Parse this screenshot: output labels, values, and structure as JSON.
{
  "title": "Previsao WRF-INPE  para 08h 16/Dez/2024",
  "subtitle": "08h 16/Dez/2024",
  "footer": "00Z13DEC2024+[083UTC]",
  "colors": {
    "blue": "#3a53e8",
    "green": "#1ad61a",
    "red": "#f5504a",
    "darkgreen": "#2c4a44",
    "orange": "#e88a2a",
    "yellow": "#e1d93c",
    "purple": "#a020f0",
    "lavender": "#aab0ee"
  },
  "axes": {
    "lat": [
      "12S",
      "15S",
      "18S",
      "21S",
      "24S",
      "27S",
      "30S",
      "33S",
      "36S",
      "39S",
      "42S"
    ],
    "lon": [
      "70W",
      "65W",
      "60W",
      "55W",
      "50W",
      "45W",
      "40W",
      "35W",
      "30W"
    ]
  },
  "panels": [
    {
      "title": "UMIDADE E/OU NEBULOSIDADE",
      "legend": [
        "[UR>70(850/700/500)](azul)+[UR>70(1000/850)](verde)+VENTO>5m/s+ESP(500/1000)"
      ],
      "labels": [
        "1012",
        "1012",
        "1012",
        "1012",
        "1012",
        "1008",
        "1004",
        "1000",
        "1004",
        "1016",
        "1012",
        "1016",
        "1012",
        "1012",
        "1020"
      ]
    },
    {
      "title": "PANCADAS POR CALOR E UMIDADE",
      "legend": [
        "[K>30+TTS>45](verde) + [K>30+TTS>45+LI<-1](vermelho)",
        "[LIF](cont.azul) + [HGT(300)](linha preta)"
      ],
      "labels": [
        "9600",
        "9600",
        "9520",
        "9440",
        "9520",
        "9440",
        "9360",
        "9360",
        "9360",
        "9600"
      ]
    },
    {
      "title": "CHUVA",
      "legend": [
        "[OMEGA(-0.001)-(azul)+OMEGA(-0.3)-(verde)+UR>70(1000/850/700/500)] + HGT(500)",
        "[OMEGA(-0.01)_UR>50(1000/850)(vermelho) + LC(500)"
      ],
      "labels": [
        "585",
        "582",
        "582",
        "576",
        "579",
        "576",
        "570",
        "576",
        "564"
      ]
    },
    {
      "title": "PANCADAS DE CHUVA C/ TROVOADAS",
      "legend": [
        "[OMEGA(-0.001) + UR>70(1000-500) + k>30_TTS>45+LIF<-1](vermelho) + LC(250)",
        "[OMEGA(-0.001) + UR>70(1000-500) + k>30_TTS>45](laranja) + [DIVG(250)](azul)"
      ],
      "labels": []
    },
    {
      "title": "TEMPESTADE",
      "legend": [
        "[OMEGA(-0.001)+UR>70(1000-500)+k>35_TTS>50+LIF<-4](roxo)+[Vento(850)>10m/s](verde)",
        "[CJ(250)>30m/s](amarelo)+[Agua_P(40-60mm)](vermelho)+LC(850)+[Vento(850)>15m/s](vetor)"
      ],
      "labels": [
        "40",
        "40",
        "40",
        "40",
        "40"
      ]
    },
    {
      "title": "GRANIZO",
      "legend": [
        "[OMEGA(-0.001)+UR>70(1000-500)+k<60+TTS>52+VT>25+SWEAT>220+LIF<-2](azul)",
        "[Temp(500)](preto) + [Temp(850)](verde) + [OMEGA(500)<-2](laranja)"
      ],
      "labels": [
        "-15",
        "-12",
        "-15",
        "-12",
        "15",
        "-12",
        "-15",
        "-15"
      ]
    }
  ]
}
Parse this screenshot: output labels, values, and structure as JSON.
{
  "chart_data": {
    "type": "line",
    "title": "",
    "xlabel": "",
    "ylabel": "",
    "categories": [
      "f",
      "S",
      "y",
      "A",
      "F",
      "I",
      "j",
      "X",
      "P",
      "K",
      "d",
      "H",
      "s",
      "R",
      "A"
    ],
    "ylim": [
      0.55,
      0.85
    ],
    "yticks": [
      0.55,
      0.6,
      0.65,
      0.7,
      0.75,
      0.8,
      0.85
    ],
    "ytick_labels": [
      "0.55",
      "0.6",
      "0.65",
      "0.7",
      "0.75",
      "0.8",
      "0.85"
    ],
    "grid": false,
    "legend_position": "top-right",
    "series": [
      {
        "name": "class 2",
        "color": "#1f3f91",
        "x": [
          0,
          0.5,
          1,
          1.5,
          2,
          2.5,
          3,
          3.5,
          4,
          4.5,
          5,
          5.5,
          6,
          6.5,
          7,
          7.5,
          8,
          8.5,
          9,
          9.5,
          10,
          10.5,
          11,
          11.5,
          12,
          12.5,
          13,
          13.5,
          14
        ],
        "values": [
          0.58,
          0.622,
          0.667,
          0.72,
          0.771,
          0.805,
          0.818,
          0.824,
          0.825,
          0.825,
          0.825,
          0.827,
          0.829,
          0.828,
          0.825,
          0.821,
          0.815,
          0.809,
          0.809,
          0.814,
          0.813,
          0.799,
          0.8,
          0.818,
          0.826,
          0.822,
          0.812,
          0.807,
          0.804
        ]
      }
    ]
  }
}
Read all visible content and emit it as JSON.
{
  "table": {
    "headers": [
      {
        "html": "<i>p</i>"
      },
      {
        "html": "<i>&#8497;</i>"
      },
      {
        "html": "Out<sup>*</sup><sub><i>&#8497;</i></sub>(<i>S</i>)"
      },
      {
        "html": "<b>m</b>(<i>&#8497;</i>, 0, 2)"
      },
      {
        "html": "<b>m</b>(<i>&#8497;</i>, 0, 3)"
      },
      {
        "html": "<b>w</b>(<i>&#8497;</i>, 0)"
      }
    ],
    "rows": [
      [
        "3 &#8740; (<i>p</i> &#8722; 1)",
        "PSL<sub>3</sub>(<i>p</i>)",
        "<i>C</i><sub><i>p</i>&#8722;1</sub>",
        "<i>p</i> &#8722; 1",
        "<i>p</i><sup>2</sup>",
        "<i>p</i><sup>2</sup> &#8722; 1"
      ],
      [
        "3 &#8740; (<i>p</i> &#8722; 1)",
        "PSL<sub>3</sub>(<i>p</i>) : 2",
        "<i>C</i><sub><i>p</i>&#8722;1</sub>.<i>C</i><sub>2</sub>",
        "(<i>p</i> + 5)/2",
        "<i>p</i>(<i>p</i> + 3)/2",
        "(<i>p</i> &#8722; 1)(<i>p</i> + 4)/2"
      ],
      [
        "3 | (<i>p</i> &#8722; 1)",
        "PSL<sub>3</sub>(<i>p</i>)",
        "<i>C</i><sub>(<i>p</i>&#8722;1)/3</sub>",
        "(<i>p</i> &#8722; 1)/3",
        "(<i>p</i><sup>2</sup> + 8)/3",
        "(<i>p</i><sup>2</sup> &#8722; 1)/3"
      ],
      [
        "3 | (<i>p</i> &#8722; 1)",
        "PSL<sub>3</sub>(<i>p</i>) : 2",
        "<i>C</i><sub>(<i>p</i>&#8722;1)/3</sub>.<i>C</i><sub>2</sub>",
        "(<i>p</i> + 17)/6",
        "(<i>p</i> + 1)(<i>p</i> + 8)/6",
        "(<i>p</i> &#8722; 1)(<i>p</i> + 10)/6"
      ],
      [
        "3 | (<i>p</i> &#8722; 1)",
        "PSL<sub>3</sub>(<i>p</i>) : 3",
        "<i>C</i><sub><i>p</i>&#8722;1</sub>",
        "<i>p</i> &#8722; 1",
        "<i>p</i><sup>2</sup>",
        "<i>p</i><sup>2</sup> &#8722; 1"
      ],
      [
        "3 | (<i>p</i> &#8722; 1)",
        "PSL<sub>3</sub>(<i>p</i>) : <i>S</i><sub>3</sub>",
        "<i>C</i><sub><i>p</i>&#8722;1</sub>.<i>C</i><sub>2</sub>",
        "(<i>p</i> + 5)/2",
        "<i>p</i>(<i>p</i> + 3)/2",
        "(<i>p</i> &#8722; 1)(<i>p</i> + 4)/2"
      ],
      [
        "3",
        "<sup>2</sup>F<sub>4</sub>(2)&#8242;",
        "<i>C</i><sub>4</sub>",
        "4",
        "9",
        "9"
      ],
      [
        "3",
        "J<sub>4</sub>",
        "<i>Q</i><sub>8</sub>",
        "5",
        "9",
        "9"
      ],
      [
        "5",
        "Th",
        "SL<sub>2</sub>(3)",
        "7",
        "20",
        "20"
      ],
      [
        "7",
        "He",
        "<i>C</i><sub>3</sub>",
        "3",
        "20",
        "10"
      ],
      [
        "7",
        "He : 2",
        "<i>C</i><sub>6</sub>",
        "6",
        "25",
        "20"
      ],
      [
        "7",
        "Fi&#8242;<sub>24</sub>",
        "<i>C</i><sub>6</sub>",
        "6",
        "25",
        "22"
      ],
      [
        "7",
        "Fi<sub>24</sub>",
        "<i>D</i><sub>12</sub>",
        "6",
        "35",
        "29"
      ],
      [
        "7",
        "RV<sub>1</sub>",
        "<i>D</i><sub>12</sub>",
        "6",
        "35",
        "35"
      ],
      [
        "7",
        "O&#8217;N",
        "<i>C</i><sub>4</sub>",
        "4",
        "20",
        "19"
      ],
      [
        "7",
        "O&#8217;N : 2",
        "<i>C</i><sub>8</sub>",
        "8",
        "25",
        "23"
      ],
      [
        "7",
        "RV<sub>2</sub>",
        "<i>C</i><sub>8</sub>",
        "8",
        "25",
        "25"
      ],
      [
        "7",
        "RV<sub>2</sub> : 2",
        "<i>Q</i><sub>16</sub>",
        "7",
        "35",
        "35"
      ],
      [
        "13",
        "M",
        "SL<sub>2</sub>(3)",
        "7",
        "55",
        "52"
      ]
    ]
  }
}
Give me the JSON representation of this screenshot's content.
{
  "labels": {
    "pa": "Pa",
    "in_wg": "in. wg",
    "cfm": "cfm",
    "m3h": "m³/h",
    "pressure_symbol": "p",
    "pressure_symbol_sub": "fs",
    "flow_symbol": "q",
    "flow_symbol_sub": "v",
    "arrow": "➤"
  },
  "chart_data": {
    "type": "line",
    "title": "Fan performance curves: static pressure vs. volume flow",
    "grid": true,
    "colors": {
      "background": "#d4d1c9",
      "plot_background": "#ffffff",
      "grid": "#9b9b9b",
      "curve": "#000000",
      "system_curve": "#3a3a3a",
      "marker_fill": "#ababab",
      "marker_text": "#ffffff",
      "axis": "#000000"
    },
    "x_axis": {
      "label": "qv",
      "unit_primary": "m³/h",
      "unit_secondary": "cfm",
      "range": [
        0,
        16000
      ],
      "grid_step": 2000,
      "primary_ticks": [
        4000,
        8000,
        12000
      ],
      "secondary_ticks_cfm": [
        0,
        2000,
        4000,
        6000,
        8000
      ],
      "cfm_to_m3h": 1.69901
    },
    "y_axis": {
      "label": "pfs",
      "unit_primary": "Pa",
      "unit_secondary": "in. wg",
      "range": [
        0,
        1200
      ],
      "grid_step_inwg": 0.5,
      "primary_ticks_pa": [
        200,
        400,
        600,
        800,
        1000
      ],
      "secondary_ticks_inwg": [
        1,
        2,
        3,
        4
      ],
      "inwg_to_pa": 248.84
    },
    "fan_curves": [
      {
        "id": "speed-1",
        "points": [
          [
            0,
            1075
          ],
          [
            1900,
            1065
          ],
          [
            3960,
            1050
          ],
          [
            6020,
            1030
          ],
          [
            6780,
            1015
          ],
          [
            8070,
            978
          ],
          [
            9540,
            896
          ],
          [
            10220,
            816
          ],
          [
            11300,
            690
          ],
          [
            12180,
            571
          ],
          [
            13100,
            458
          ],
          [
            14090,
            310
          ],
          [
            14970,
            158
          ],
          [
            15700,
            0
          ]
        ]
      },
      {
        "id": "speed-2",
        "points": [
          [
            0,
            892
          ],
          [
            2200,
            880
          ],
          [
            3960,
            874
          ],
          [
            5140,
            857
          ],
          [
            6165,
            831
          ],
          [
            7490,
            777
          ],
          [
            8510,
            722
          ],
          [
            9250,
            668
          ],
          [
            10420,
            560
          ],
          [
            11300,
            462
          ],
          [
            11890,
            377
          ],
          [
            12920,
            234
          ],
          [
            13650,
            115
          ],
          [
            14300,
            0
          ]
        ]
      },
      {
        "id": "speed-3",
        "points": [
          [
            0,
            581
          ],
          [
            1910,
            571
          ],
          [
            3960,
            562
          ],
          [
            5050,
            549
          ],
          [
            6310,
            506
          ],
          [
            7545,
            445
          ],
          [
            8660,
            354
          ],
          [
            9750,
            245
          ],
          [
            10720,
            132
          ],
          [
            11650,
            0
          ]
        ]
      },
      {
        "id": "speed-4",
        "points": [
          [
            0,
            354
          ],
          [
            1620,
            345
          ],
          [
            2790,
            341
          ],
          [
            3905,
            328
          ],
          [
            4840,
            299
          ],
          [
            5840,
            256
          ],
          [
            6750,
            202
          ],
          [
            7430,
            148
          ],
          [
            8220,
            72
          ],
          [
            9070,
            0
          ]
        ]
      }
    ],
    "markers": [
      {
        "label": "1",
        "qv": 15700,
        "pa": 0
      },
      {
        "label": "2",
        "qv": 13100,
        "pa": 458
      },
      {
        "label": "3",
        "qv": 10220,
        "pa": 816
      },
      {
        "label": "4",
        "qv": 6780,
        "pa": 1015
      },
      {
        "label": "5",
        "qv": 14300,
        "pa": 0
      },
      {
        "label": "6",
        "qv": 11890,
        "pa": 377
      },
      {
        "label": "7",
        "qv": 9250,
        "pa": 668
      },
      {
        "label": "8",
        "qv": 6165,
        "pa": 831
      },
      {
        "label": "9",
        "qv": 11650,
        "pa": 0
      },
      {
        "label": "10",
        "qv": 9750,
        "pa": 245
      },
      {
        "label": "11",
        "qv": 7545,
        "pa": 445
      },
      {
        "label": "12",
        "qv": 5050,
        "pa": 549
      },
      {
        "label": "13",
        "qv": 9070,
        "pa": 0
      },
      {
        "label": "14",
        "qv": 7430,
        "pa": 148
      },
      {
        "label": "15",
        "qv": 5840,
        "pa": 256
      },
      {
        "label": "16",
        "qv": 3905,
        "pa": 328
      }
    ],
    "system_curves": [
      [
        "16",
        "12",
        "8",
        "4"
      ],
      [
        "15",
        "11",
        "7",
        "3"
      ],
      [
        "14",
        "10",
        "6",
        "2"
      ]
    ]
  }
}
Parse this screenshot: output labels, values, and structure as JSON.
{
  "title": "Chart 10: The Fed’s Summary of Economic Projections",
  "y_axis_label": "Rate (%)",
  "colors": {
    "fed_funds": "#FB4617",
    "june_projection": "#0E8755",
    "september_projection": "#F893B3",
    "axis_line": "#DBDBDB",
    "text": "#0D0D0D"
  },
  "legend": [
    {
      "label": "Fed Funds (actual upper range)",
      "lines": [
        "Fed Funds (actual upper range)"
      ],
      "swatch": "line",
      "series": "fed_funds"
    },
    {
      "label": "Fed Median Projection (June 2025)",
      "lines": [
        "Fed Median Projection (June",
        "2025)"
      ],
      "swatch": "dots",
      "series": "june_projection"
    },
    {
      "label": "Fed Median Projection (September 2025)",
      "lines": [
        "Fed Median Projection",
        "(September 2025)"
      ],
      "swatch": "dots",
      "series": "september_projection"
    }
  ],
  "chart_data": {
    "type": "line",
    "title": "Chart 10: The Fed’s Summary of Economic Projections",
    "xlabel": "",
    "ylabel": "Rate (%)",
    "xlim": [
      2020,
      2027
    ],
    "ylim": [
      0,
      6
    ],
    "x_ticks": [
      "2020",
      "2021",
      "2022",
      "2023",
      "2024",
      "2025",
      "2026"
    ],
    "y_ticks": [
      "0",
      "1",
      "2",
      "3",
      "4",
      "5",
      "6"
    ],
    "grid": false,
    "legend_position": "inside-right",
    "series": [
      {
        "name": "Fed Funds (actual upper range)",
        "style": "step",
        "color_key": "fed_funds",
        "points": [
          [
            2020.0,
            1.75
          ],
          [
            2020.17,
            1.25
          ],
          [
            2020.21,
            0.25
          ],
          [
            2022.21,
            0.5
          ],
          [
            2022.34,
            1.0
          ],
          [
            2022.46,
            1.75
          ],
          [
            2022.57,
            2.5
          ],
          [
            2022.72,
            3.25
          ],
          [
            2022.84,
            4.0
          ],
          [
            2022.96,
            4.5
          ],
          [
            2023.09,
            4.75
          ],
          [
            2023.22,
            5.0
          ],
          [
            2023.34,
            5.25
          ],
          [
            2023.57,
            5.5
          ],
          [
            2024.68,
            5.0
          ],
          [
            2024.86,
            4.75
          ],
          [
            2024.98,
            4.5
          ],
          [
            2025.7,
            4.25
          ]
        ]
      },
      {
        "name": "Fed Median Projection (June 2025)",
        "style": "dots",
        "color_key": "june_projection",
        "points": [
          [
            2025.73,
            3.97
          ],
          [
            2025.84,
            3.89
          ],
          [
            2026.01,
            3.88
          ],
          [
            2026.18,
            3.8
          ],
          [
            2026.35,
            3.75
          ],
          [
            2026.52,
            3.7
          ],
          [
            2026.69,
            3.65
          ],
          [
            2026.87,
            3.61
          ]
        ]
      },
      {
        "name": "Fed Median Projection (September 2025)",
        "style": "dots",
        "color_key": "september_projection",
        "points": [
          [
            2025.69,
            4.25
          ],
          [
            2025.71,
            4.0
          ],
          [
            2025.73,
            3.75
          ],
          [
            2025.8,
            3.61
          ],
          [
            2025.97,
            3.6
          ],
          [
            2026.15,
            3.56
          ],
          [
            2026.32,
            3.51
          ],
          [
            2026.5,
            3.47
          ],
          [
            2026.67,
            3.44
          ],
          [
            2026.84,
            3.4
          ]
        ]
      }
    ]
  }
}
__________
### [Aim of the exercise]
Copy down every line of the entries containing the word "speed".

### [Solution to this problem]
        "id": "speed-1",
        "id": "speed-2",
        "id": "speed-3",
        "id": "speed-4",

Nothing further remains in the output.